Returning to Reality: Reflecting on the Virtual Experience

This theme explored reflections on the VR experience after returning to the physical space. Informal and formal caregivers’ changing attitudes and perceptions toward the technology after observing its use are also discussed.

For those who recalled the experience, people living with dementia exhibited varied responses to VR after the session. Experiences and perceptions existed along a continuum from satisfied to neutral and to dissatisfied. Some people living with dementia and caregivers expressed dissatisfaction and unwillingness to try VR again for several reasons including boredom [59,67], lack of stimulation [59,67], disinterest in habitual use [59,71], wanting to visit the physical space [60] and the childish nature of the design [71]. This was contrasted by several older adults living with dementia who described the experience as “marvelous” [59] and something they wanted to do “over and over” [59,61,67]. Neutrality of experience was also reported, where older adults living with dementia were impartial to VR use [59,67,71]. One older adult living with dementia in hospice care disclosed “it was alright; wasn’t good and wasn’t bad,” whereas another older adult living with dementia expressed “it’s a one-time experience, you don’t need it twice” [67] (p. 813). Residents in the hospice care facility study had a Functional Assessment Staging Tool score indicative of mid- to late-stage dementia, with a mean age of 85 years, which may account for this neutrality of experience.

Formal and informal caregivers reported a change in their attitude toward VR after observing older adults living with dementia using the system [61]. A care staff member in one inpatient setting reported the potential for multiuser VR to be overstimulating [63]. The care staff highlighted the need to value the age and physical functioning of older adults with dementia [59]. The variance in delivery and level of immersion across studies makes it difficult for formal caregivers to identify the optimal stage of dementia most suited to VR use [59,71].

======

> EXERCISE GOAL
Reproduce the passage on returning from the VR experience above word for word, starting at "Formal and informal" and ending at "VR use [59,71].".

> EXTRACTED MATERIAL
======

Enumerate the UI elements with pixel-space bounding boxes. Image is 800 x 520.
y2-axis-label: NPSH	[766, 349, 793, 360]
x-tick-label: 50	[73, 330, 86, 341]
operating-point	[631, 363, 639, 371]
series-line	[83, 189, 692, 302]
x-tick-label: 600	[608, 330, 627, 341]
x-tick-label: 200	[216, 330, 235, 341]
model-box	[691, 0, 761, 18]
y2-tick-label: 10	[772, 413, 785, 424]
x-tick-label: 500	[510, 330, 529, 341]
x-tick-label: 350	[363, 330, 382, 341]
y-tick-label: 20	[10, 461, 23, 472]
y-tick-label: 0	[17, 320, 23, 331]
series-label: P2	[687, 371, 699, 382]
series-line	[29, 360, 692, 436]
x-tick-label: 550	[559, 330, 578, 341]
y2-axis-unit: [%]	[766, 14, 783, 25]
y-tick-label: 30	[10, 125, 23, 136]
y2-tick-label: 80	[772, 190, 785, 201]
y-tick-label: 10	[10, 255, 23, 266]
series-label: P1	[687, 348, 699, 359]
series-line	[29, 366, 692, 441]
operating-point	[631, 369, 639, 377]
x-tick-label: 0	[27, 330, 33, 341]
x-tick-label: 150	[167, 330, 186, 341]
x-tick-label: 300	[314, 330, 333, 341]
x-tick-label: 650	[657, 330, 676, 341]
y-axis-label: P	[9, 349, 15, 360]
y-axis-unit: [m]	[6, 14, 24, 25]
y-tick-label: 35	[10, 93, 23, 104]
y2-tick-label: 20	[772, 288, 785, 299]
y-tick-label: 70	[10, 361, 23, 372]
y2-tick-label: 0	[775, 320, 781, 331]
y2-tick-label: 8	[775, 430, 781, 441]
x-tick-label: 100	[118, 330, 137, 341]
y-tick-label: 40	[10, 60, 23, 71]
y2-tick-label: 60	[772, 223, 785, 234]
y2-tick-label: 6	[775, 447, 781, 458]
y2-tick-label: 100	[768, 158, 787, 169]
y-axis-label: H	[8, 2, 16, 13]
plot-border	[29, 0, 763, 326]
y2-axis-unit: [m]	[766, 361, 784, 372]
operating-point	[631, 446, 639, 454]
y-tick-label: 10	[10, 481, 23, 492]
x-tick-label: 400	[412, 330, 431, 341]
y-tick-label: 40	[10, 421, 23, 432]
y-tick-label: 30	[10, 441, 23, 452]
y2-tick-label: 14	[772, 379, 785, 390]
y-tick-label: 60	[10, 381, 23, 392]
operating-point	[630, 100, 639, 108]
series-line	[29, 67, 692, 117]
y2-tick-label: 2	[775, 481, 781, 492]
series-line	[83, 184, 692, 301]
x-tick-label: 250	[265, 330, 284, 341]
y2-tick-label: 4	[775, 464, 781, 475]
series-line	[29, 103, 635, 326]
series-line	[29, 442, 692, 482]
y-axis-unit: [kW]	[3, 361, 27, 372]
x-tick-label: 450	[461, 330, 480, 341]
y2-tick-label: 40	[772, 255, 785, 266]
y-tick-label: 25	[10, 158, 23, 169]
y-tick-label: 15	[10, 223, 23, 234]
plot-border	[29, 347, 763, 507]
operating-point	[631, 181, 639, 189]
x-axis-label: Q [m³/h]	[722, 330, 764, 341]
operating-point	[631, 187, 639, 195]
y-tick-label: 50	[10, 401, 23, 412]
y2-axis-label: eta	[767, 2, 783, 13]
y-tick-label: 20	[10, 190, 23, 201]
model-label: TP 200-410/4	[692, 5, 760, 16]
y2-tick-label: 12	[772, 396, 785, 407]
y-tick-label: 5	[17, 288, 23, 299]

======

> ANSWER SECTION
Formal and informal caregivers reported a change in their attitude toward VR after observing older adults living with dementia using the system [61]. A care staff member in one inpatient setting reported the potential for multiuser VR to be overstimulating [63]. The care staff highlighted the need to value the age and physical functioning of older adults with dementia [59]. The variance in delivery and level of immersion across studies makes it difficult for formal caregivers to identify the optimal stage of dementia most suited to VR use [59,71].